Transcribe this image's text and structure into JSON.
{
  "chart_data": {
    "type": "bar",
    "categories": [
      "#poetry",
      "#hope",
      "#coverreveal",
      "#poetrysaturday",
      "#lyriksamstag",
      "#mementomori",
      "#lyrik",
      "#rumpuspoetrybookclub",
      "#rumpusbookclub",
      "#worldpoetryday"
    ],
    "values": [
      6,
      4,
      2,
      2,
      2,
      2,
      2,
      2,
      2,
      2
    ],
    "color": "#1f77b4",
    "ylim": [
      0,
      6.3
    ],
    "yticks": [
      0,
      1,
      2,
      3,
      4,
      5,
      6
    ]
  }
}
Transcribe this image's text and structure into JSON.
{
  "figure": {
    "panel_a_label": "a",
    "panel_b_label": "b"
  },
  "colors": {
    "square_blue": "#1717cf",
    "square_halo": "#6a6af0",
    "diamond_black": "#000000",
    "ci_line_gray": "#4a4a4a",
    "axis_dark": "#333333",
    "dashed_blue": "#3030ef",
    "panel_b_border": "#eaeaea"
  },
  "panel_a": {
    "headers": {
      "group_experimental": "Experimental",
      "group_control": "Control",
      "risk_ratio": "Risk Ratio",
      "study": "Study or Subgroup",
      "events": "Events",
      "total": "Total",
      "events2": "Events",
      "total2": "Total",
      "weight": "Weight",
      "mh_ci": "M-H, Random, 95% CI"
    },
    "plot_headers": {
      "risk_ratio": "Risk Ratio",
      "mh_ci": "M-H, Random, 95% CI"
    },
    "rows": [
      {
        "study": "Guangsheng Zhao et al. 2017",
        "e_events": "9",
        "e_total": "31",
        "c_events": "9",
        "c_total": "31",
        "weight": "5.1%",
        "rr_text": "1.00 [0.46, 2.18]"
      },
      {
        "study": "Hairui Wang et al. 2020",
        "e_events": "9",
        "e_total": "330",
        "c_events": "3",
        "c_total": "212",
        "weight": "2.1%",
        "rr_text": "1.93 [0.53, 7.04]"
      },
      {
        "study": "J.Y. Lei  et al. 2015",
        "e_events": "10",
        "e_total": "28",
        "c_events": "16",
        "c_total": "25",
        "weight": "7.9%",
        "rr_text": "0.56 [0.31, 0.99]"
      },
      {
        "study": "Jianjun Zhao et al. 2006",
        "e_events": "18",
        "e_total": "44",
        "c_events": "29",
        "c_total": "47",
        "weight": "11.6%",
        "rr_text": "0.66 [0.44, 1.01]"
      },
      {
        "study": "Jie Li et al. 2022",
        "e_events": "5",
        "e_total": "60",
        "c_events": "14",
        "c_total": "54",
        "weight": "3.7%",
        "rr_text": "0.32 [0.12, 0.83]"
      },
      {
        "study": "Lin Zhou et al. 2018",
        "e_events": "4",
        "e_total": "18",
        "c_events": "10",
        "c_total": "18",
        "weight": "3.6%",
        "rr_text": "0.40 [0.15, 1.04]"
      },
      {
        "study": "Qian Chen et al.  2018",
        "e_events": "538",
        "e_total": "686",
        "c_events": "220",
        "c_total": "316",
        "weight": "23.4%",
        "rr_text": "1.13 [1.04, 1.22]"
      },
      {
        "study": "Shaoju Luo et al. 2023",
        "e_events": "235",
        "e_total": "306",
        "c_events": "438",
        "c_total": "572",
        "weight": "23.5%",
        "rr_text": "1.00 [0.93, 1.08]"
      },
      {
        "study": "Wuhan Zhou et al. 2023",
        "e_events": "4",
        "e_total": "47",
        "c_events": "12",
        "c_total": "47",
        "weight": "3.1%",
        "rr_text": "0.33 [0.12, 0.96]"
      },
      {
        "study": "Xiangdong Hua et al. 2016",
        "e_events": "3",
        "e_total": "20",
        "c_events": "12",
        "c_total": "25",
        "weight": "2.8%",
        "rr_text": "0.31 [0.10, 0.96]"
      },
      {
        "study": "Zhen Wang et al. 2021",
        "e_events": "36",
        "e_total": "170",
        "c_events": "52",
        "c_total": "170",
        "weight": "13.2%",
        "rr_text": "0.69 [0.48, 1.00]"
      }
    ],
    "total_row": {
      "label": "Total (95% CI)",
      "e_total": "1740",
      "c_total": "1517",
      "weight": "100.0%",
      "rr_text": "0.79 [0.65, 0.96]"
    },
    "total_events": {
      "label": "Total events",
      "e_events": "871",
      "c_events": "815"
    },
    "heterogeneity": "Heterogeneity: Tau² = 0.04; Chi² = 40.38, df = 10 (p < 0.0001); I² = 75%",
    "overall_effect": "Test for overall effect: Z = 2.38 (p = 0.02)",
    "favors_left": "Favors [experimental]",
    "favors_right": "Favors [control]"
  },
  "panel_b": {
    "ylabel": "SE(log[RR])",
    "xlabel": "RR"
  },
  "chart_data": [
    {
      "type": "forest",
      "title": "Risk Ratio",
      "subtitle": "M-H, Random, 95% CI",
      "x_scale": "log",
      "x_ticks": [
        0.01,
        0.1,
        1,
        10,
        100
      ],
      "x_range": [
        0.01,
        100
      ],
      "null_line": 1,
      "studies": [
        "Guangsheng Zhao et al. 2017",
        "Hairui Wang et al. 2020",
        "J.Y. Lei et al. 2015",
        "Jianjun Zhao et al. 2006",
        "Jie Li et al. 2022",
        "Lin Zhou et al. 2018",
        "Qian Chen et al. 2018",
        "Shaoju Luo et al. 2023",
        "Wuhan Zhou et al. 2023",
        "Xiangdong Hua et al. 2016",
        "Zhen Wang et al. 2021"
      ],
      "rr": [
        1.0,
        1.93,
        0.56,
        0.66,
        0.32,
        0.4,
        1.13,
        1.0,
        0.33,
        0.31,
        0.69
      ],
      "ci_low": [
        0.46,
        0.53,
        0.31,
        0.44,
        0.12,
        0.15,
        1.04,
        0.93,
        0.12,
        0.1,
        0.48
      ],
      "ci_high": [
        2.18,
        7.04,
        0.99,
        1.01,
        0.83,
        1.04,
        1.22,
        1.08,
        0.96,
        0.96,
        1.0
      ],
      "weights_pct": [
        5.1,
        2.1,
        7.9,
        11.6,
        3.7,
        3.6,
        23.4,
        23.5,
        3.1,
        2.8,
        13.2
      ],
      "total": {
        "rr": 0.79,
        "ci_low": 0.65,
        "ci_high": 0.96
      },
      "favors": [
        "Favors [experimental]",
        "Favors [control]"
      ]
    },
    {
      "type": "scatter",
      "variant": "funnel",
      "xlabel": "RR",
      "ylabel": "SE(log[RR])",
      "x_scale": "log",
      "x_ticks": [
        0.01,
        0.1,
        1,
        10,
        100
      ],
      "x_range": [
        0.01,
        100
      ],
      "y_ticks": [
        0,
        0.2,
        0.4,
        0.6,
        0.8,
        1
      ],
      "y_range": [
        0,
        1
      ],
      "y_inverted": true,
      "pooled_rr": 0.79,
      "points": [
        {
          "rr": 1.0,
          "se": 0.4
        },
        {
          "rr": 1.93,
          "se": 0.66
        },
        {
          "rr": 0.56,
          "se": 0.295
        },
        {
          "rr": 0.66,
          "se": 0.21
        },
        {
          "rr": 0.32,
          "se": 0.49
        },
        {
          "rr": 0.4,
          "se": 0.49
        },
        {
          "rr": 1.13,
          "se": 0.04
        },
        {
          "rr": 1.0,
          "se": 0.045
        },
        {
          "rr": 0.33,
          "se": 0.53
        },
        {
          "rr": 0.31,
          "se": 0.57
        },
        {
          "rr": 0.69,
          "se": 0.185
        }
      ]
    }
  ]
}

Task instructions | Your task is to repeat every entry exactly.

Task answer |
Transcribe this image's text and structure into JSON.
{
  "chart_data": {
    "type": "bar",
    "categories": [
      "#poetry",
      "#hope",
      "#coverreveal",
      "#poetrysaturday",
      "#lyriksamstag",
      "#mementomori",
      "#lyrik",
      "#rumpuspoetrybookclub",
      "#rumpusbookclub",
      "#worldpoetryday"
    ],
    "values": [
      6,
      4,
      2,
      2,
      2,
      2,
      2,
      2,
      2,
      2
    ],
    "color": "#1f77b4",
    "ylim": [
      0,
      6.3
    ],
    "yticks": [
      0,
      1,
      2,
      3,
      4,
      5,
      6
    ]
  }
}
Transcribe this image's text and structure into JSON.
{
  "figure": {
    "panel_a_label": "a",
    "panel_b_label": "b"
  },
  "colors": {
    "square_blue": "#1717cf",
    "square_halo": "#6a6af0",
    "diamond_black": "#000000",
    "ci_line_gray": "#4a4a4a",
    "axis_dark": "#333333",
    "dashed_blue": "#3030ef",
    "panel_b_border": "#eaeaea"
  },
  "panel_a": {
    "headers": {
      "group_experimental": "Experimental",
      "group_control": "Control",
      "risk_ratio": "Risk Ratio",
      "study": "Study or Subgroup",
      "events": "Events",
      "total": "Total",
      "events2": "Events",
      "total2": "Total",
      "weight": "Weight",
      "mh_ci": "M-H, Random, 95% CI"
    },
    "plot_headers": {
      "risk_ratio": "Risk Ratio",
      "mh_ci": "M-H, Random, 95% CI"
    },
    "rows": [
      {
        "study": "Guangsheng Zhao et al. 2017",
        "e_events": "9",
        "e_total": "31",
        "c_events": "9",
        "c_total": "31",
        "weight": "5.1%",
        "rr_text": "1.00 [0.46, 2.18]"
      },
      {
        "study": "Hairui Wang et al. 2020",
        "e_events": "9",
        "e_total": "330",
        "c_events": "3",
        "c_total": "212",
        "weight": "2.1%",
        "rr_text": "1.93 [0.53, 7.04]"
      },
      {
        "study": "J.Y. Lei  et al. 2015",
        "e_events": "10",
        "e_total": "28",
        "c_events": "16",
        "c_total": "25",
        "weight": "7.9%",
        "rr_text": "0.56 [0.31, 0.99]"
      },
      {
        "study": "Jianjun Zhao et al. 2006",
        "e_events": "18",
        "e_total": "44",
        "c_events": "29",
        "c_total": "47",
        "weight": "11.6%",
        "rr_text": "0.66 [0.44, 1.01]"
      },
      {
        "study": "Jie Li et al. 2022",
        "e_events": "5",
        "e_total": "60",
        "c_events": "14",
        "c_total": "54",
        "weight": "3.7%",
        "rr_text": "0.32 [0.12, 0.83]"
      },
      {
        "study": "Lin Zhou et al. 2018",
        "e_events": "4",
        "e_total": "18",
        "c_events": "10",
        "c_total": "18",
        "weight": "3.6%",
        "rr_text": "0.40 [0.15, 1.04]"
      },
      {
        "study": "Qian Chen et al.  2018",
        "e_events": "538",
        "e_total": "686",
        "c_events": "220",
        "c_total": "316",
        "weight": "23.4%",
        "rr_text": "1.13 [1.04, 1.22]"
      },
      {
        "study": "Shaoju Luo et al. 2023",
        "e_events": "235",
        "e_total": "306",
        "c_events": "438",
        "c_total": "572",
        "weight": "23.5%",
        "rr_text": "1.00 [0.93, 1.08]"
      },
      {
        "study": "Wuhan Zhou et al. 2023",
        "e_events": "4",
        "e_total": "47",
        "c_events": "12",
        "c_total": "47",
        "weight": "3.1%",
        "rr_text": "0.33 [0.12, 0.96]"
      },
      {
        "study": "Xiangdong Hua et al. 2016",
        "e_events": "3",
        "e_total": "20",
        "c_events": "12",
        "c_total": "25",
        "weight": "2.8%",
        "rr_text": "0.31 [0.10, 0.96]"
      },
      {
        "study": "Zhen Wang et al. 2021",
        "e_events": "36",
        "e_total": "170",
        "c_events": "52",
        "c_total": "170",
        "weight": "13.2%",
        "rr_text": "0.69 [0.48, 1.00]"
      }
    ],
    "total_row": {
      "label": "Total (95% CI)",
      "e_total": "1740",
      "c_total": "1517",
      "weight": "100.0%",
      "rr_text": "0.79 [0.65, 0.96]"
    },
    "total_events": {
      "label": "Total events",
      "e_events": "871",
      "c_events": "815"
    },
    "heterogeneity": "Heterogeneity: Tau² = 0.04; Chi² = 40.38, df = 10 (p < 0.0001); I² = 75%",
    "overall_effect": "Test for overall effect: Z = 2.38 (p = 0.02)",
    "favors_left": "Favors [experimental]",
    "favors_right": "Favors [control]"
  },
  "panel_b": {
    "ylabel": "SE(log[RR])",
    "xlabel": "RR"
  },
  "chart_data": [
    {
      "type": "forest",
      "title": "Risk Ratio",
      "subtitle": "M-H, Random, 95% CI",
      "x_scale": "log",
      "x_ticks": [
        0.01,
        0.1,
        1,
        10,
        100
      ],
      "x_range": [
        0.01,
        100
      ],
      "null_line": 1,
      "studies": [
        "Guangsheng Zhao et al. 2017",
        "Hairui Wang et al. 2020",
        "J.Y. Lei et al. 2015",
        "Jianjun Zhao et al. 2006",
        "Jie Li et al. 2022",
        "Lin Zhou et al. 2018",
        "Qian Chen et al. 2018",
        "Shaoju Luo et al. 2023",
        "Wuhan Zhou et al. 2023",
        "Xiangdong Hua et al. 2016",
        "Zhen Wang et al. 2021"
      ],
      "rr": [
        1.0,
        1.93,
        0.56,
        0.66,
        0.32,
        0.4,
        1.13,
        1.0,
        0.33,
        0.31,
        0.69
      ],
      "ci_low": [
        0.46,
        0.53,
        0.31,
        0.44,
        0.12,
        0.15,
        1.04,
        0.93,
        0.12,
        0.1,
        0.48
      ],
      "ci_high": [
        2.18,
        7.04,
        0.99,
        1.01,
        0.83,
        1.04,
        1.22,
        1.08,
        0.96,
        0.96,
        1.0
      ],
      "weights_pct": [
        5.1,
        2.1,
        7.9,
        11.6,
        3.7,
        3.6,
        23.4,
        23.5,
        3.1,
        2.8,
        13.2
      ],
      "total": {
        "rr": 0.79,
        "ci_low": 0.65,
        "ci_high": 0.96
      },
      "favors": [
        "Favors [experimental]",
        "Favors [control]"
      ]
    },
    {
      "type": "scatter",
      "variant": "funnel",
      "xlabel": "RR",
      "ylabel": "SE(log[RR])",
      "x_scale": "log",
      "x_ticks": [
        0.01,
        0.1,
        1,
        10,
        100
      ],
      "x_range": [
        0.01,
        100
      ],
      "y_ticks": [
        0,
        0.2,
        0.4,
        0.6,
        0.8,
        1
      ],
      "y_range": [
        0,
        1
      ],
      "y_inverted": true,
      "pooled_rr": 0.79,
      "points": [
        {
          "rr": 1.0,
          "se": 0.4
        },
        {
          "rr": 1.93,
          "se": 0.66
        },
        {
          "rr": 0.56,
          "se": 0.295
        },
        {
          "rr": 0.66,
          "se": 0.21
        },
        {
          "rr": 0.32,
          "se": 0.49
        },
        {
          "rr": 0.4,
          "se": 0.49
        },
        {
          "rr": 1.13,
          "se": 0.04
        },
        {
          "rr": 1.0,
          "se": 0.045
        },
        {
          "rr": 0.33,
          "se": 0.53
        },
        {
          "rr": 0.31,
          "se": 0.57
        },
        {
          "rr": 0.69,
          "se": 0.185
        }
      ]
    }
  ]
}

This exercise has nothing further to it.